> _Document excerpt_
::::
And the main thing about this is the phrasing. Now, phrasing is super
difficult to start with if you haven’t done it before. Phrasing well is
difficult anyway. You’ll tend to… I call it the quaver machine gun.
People just running up and down scales and it not telling a story and not
being cohesive. Everything they’re playing, or everything they should be
playing should be tying together. So, for instance, if I played a phrase
like… the next phrase could be… You see, the phrases join together.
The solo makes sense, hopefully, like I’m making sense right now. My
sentences are tied together. They relate to each other. And a lot of the
time when people are trying to solo, especially over changing chords, if
you’ve got a two-five-one or something like that, you almost get freaked
out by the chords changing so much that you can’t really think about your
phrasing. You’re too busy thinking, ‘Oh, that chord. Oh, that chord. Oh,
that chord.’ They’re just coming at you too fast.
So this is why this little trick I’m going to show you is going to
alleviate a little bit of that for you. Now, the two-five-one that we’ll be
talking about is D minor to G7 to C major 7. And that’s a two-five-one in
the key of C major. Now, if you don’t know what a two-five-one is, if that
makes no sense to you at all, I’ll just explain it now. The C-major scale
sounds like that, and it’s got one, two, three, four, five, six, seven
notes, and then it goes to the octave. Sorry, I’ve got a hair in my mouth.
It’s probably dog hair or something like that. So it’s got seven notes and
an octave. So every one of those notes has a chord attached to it, right?
So the C, the root of that scale, that’s the one chord. The two chord,
which is a D minor… Sorry, the two chord. The second note, that’s where
the two chord is built from. The third note, that’s where chord three is
built from. Fourth note, chord four. Fifth note, chord five. Sixth note,
chord six. You get it?
::::
> _Parts of the exercise_
A) In the soloing lesson transcript, which chords make up the two-five-one being discussed?
B) Could you write out the soloing lesson transcript's passage starting at "It’s probably dog" and ending at "You get it?"?
C) Can you pick up the soloing lesson transcript from where it stops?
None of the material below is needed here.

> _Data block_
::::
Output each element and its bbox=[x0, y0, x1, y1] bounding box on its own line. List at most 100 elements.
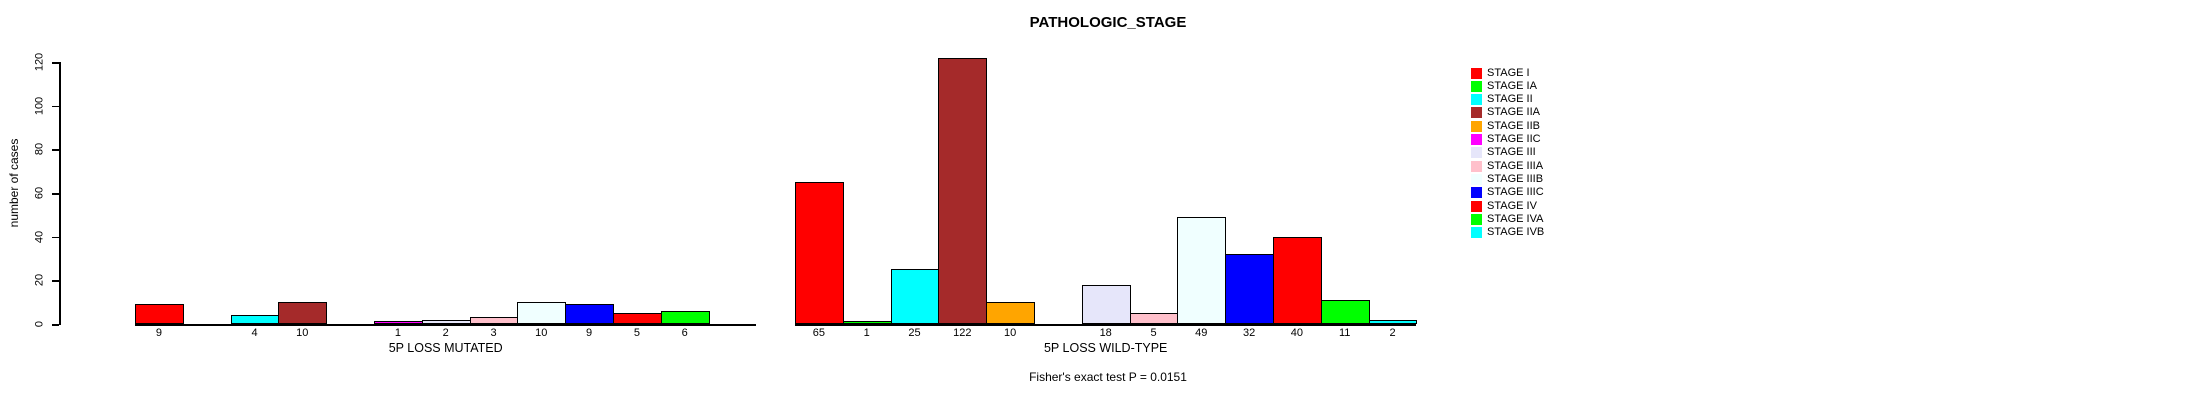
::::
> _Results in order_
A) D minor to G7 to C major 7, a two-five-one in the key of C major.

B)
It’s probably dog hair or something like that. So it’s got seven notes and
an octave. So every one of those notes has a chord attached to it, right?
So the C, the root of that scale, that’s the one chord. The two chord,
which is a D minor… Sorry, the two chord. The second note, that’s where
the two chord is built from. The third note, that’s where chord three is
built from. Fourth note, chord four. Fifth note, chord five. Sixth note,
chord six. You get it?

C)
So when I say a ‘two-five-one in the key of C’, think to yourself, ‘Okay,
two, so that’s the second note of C major.’ That’s D. And the second chord
in any key is always minor, so it’s a D minor. And then we’ve got a five
chord, so count up five notes. One, two, three, four, five. That’s a G. The
five chord in any key is always a dominant seven chord in any major key, so
that’s a G dominant seven chord, and then we’ve got a one chord, the C
major. So we’ve got a two-five-one. And this chord progression is so
common. It’s in classical music. It’s in Christina Aguilera tunes as well.
It’s in everything. It’s completely across the board. So it’s really
important that we understand how to play over it as well.
Now, this little trick I’m going to show you is, basically, you’re shifting
in arpeggio. And if you heard me talking about chord tones before, you know
what I’m talking about. I really like people, when they start to solo, to
really hone in on those chord tones before you start getting into scales
and stuff. Scales are cool, but the chord tones, they’re the ‘meat and
potatoes’ of the sound. They’re the main sound of that chord. So when you
play the arpeggio, it’s really easy for the listener, who’s listening to
you solo, to think, ‘Oh, yeah, he’s playing over in minor chord’ instead of
it being ambiguous, which we don’t want that.
So, over the two chord, we’re just going to play D minor chord tones, which
will be D minor arpeggio, D, F, A, C, and D. And remember, these are all
over the neck. I always talk about this. Make sure you learn your arpeggios
in at least three different fingerings. There are tutorials about this on
ScottsBassLessons.com, so if you want to check that out, go for it after
this lesson. But, yeah, I talk about how you should learn them from your
first finger, your fourth finger, your second finger. And this means that
when I think, for instance, D minor, I’m not just thinking… I’m
thinking… Oops. I’m hopefully not thinking that note. So I can see over
the entire neck. So that’s the D minor.
Now, the trick is on the G7, when it goes two-five-one… We’ve got a full
bow of D minor, by the way. When it goes to that G7 dominant chord, we are
not going to play G7 arpeggio notes. We’re going to just move up exactly
what we played on the D minor, a minor third. We’re going to move it up a
minor third okay? So, for instance, I’m going to take you through three
different melodies, so you can apply this and then you can come up with
your own melodies and try that out as well.
So the first melody will be… Now, this is over D minor. So there’s the D
minor sound. And all I’m doing is sliding into the minor third with my
little finger, then fifth, then flat 7 here, root. So… And again… So
really slowly… Now for the G7. Now it goes to the G7 dominant chord. All
I want you to do, and this is why the phrasing sounds so cool when you do
this, because you just repeat what you did a minor third up. So a minor
third up, so there’s your D.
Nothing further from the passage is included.